>>

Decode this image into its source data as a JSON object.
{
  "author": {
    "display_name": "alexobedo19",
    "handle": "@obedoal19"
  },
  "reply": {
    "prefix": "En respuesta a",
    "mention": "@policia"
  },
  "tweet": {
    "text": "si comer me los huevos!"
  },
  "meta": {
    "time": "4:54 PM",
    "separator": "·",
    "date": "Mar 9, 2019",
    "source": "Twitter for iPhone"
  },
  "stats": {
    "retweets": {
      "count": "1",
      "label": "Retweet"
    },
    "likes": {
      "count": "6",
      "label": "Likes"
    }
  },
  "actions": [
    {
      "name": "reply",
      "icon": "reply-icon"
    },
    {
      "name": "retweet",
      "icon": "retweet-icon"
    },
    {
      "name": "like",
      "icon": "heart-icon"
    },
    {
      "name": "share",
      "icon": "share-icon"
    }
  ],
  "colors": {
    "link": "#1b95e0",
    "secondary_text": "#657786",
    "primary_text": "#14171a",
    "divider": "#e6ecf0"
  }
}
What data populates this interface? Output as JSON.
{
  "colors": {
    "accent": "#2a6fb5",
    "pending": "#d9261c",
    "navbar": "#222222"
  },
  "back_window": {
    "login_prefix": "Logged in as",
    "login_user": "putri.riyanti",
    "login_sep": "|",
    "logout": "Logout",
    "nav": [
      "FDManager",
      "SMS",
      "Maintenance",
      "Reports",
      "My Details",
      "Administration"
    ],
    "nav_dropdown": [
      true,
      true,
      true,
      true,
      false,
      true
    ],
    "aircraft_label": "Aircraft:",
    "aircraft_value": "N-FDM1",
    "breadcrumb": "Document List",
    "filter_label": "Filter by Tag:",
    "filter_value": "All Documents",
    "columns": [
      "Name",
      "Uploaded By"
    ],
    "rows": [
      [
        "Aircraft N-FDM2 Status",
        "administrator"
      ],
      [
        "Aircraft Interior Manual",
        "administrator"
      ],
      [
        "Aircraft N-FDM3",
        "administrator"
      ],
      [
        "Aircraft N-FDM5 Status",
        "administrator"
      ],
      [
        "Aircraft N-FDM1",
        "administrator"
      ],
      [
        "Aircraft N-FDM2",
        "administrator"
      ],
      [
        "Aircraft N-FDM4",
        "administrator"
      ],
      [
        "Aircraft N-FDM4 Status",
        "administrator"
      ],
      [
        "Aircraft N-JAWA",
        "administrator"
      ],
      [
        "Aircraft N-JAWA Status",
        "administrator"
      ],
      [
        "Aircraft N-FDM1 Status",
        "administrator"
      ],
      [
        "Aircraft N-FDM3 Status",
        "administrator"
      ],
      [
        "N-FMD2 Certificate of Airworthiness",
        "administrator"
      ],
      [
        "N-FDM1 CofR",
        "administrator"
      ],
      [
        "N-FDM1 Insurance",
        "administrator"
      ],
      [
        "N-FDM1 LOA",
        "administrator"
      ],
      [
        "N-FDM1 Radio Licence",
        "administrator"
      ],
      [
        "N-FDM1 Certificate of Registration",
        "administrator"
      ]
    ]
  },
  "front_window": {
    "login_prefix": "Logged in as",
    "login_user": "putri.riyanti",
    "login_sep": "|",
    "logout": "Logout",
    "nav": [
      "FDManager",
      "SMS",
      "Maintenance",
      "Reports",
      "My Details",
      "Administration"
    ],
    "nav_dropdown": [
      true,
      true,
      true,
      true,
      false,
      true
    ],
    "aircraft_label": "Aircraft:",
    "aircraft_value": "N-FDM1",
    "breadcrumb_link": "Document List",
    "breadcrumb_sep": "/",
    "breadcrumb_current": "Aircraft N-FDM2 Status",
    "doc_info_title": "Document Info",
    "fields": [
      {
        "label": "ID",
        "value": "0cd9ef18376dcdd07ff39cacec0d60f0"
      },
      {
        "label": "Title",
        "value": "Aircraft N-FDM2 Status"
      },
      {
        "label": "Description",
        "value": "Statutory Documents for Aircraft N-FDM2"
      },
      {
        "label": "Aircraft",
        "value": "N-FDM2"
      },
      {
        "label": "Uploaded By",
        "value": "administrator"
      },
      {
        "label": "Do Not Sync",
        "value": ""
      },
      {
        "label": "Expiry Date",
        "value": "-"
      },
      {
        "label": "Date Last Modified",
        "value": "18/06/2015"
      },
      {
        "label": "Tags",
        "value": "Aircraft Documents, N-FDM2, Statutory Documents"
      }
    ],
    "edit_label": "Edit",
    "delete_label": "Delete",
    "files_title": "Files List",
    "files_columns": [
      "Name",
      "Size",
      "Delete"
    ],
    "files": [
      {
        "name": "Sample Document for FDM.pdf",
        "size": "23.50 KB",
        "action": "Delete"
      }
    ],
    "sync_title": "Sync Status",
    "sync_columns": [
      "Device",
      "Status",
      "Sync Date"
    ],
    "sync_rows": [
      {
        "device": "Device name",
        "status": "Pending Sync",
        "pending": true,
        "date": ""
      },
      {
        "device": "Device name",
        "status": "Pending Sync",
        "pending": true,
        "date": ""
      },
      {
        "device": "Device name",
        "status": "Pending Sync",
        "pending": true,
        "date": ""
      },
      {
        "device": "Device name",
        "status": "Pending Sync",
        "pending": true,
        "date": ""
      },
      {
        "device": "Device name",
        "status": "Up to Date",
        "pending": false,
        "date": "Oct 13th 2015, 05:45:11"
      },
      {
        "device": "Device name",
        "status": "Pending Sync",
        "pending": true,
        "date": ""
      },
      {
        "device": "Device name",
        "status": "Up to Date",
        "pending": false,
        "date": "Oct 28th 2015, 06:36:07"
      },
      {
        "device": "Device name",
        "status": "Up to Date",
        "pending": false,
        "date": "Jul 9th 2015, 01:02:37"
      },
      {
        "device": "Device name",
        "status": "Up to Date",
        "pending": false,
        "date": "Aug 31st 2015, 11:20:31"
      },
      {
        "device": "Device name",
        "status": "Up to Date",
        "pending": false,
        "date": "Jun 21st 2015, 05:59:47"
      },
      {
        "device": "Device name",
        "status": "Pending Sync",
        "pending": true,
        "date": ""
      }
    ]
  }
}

<<

• [Instructions to follow]:
Repeat the data verbatim.

• [Exercise response]:
Decode this image into its source data as a JSON object.
{
  "author": {
    "display_name": "alexobedo19",
    "handle": "@obedoal19"
  },
  "reply": {
    "prefix": "En respuesta a",
    "mention": "@policia"
  },
  "tweet": {
    "text": "si comer me los huevos!"
  },
  "meta": {
    "time": "4:54 PM",
    "separator": "·",
    "date": "Mar 9, 2019",
    "source": "Twitter for iPhone"
  },
  "stats": {
    "retweets": {
      "count": "1",
      "label": "Retweet"
    },
    "likes": {
      "count": "6",
      "label": "Likes"
    }
  },
  "actions": [
    {
      "name": "reply",
      "icon": "reply-icon"
    },
    {
      "name": "retweet",
      "icon": "retweet-icon"
    },
    {
      "name": "like",
      "icon": "heart-icon"
    },
    {
      "name": "share",
      "icon": "share-icon"
    }
  ],
  "colors": {
    "link": "#1b95e0",
    "secondary_text": "#657786",
    "primary_text": "#14171a",
    "divider": "#e6ecf0"
  }
}
What data populates this interface? Output as JSON.
{
  "colors": {
    "accent": "#2a6fb5",
    "pending": "#d9261c",
    "navbar": "#222222"
  },
  "back_window": {
    "login_prefix": "Logged in as",
    "login_user": "putri.riyanti",
    "login_sep": "|",
    "logout": "Logout",
    "nav": [
      "FDManager",
      "SMS",
      "Maintenance",
      "Reports",
      "My Details",
      "Administration"
    ],
    "nav_dropdown": [
      true,
      true,
      true,
      true,
      false,
      true
    ],
    "aircraft_label": "Aircraft:",
    "aircraft_value": "N-FDM1",
    "breadcrumb": "Document List",
    "filter_label": "Filter by Tag:",
    "filter_value": "All Documents",
    "columns": [
      "Name",
      "Uploaded By"
    ],
    "rows": [
      [
        "Aircraft N-FDM2 Status",
        "administrator"
      ],
      [
        "Aircraft Interior Manual",
        "administrator"
      ],
      [
        "Aircraft N-FDM3",
        "administrator"
      ],
      [
        "Aircraft N-FDM5 Status",
        "administrator"
      ],
      [
        "Aircraft N-FDM1",
        "administrator"
      ],
      [
        "Aircraft N-FDM2",
        "administrator"
      ],
      [
        "Aircraft N-FDM4",
        "administrator"
      ],
      [
        "Aircraft N-FDM4 Status",
        "administrator"
      ],
      [
        "Aircraft N-JAWA",
        "administrator"
      ],
      [
        "Aircraft N-JAWA Status",
        "administrator"
      ],
      [
        "Aircraft N-FDM1 Status",
        "administrator"
      ],
      [
        "Aircraft N-FDM3 Status",
        "administrator"
      ],
      [
        "N-FMD2 Certificate of Airworthiness",
        "administrator"
      ],
      [
        "N-FDM1 CofR",
        "administrator"
      ],
      [
        "N-FDM1 Insurance",
        "administrator"
      ],
      [
        "N-FDM1 LOA",
        "administrator"
      ],
      [
        "N-FDM1 Radio Licence",
        "administrator"
      ],
      [
        "N-FDM1 Certificate of Registration",
        "administrator"
      ]
    ]
  },
  "front_window": {
    "login_prefix": "Logged in as",
    "login_user": "putri.riyanti",
    "login_sep": "|",
    "logout": "Logout",
    "nav": [
      "FDManager",
      "SMS",
      "Maintenance",
      "Reports",
      "My Details",
      "Administration"
    ],
    "nav_dropdown": [
      true,
      true,
      true,
      true,
      false,
      true
    ],
    "aircraft_label": "Aircraft:",
    "aircraft_value": "N-FDM1",
    "breadcrumb_link": "Document List",
    "breadcrumb_sep": "/",
    "breadcrumb_current": "Aircraft N-FDM2 Status",
    "doc_info_title": "Document Info",
    "fields": [
      {
        "label": "ID",
        "value": "0cd9ef18376dcdd07ff39cacec0d60f0"
      },
      {
        "label": "Title",
        "value": "Aircraft N-FDM2 Status"
      },
      {
        "label": "Description",
        "value": "Statutory Documents for Aircraft N-FDM2"
      },
      {
        "label": "Aircraft",
        "value": "N-FDM2"
      },
      {
        "label": "Uploaded By",
        "value": "administrator"
      },
      {
        "label": "Do Not Sync",
        "value": ""
      },
      {
        "label": "Expiry Date",
        "value": "-"
      },
      {
        "label": "Date Last Modified",
        "value": "18/06/2015"
      },
      {
        "label": "Tags",
        "value": "Aircraft Documents, N-FDM2, Statutory Documents"
      }
    ],
    "edit_label": "Edit",
    "delete_label": "Delete",
    "files_title": "Files List",
    "files_columns": [
      "Name",
      "Size",
      "Delete"
    ],
    "files": [
      {
        "name": "Sample Document for FDM.pdf",
        "size": "23.50 KB",
        "action": "Delete"
      }
    ],
    "sync_title": "Sync Status",
    "sync_columns": [
      "Device",
      "Status",
      "Sync Date"
    ],
    "sync_rows": [
      {
        "device": "Device name",
        "status": "Pending Sync",
        "pending": true,
        "date": ""
      },
      {
        "device": "Device name",
        "status": "Pending Sync",
        "pending": true,
        "date": ""
      },
      {
        "device": "Device name",
        "status": "Pending Sync",
        "pending": true,
        "date": ""
      },
      {
        "device": "Device name",
        "status": "Pending Sync",
        "pending": true,
        "date": ""
      },
      {
        "device": "Device name",
        "status": "Up to Date",
        "pending": false,
        "date": "Oct 13th 2015, 05:45:11"
      },
      {
        "device": "Device name",
        "status": "Pending Sync",
        "pending": true,
        "date": ""
      },
      {
        "device": "Device name",
        "status": "Up to Date",
        "pending": false,
        "date": "Oct 28th 2015, 06:36:07"
      },
      {
        "device": "Device name",
        "status": "Up to Date",
        "pending": false,
        "date": "Jul 9th 2015, 01:02:37"
      },
      {
        "device": "Device name",
        "status": "Up to Date",
        "pending": false,
        "date": "Aug 31st 2015, 11:20:31"
      },
      {
        "device": "Device name",
        "status": "Up to Date",
        "pending": false,
        "date": "Jun 21st 2015, 05:59:47"
      },
      {
        "device": "Device name",
        "status": "Pending Sync",
        "pending": true,
        "date": ""
      }
    ]
  }
}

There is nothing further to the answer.